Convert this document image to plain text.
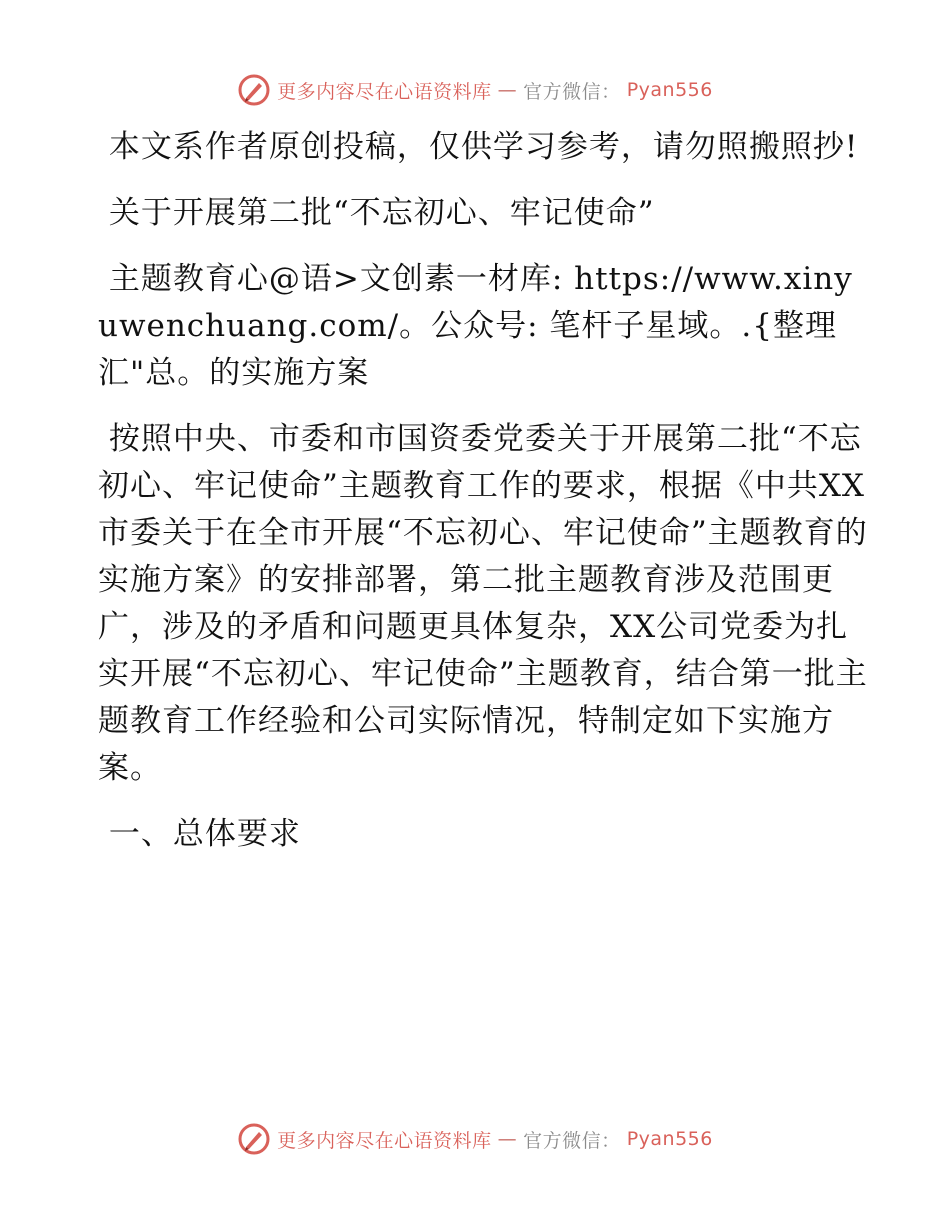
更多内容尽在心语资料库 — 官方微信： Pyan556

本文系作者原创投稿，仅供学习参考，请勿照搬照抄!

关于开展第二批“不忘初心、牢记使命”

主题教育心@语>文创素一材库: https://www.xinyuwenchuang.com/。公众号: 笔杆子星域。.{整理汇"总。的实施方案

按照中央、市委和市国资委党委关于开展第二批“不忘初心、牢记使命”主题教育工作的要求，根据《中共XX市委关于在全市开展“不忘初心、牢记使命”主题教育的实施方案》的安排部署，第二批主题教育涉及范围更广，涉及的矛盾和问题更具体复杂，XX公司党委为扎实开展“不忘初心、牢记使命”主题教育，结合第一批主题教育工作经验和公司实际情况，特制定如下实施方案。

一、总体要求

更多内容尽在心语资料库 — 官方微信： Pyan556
========
**Request**.
Print the records word for word and exclude any picture they hold.

**Solution**.
Convert this document image to plain text.
更多内容尽在心语资料库 — 官方微信： Pyan556

本文系作者原创投稿，仅供学习参考，请勿照搬照抄!

关于开展第二批“不忘初心、牢记使命”

主题教育心@语>文创素一材库: https://www.xinyuwenchuang.com/。公众号: 笔杆子星域。.{整理汇"总。的实施方案

按照中央、市委和市国资委党委关于开展第二批“不忘初心、牢记使命”主题教育工作的要求，根据《中共XX市委关于在全市开展“不忘初心、牢记使命”主题教育的实施方案》的安排部署，第二批主题教育涉及范围更广，涉及的矛盾和问题更具体复杂，XX公司党委为扎实开展“不忘初心、牢记使命”主题教育，结合第一批主题教育工作经验和公司实际情况，特制定如下实施方案。

一、总体要求

更多内容尽在心语资料库 — 官方微信： Pyan556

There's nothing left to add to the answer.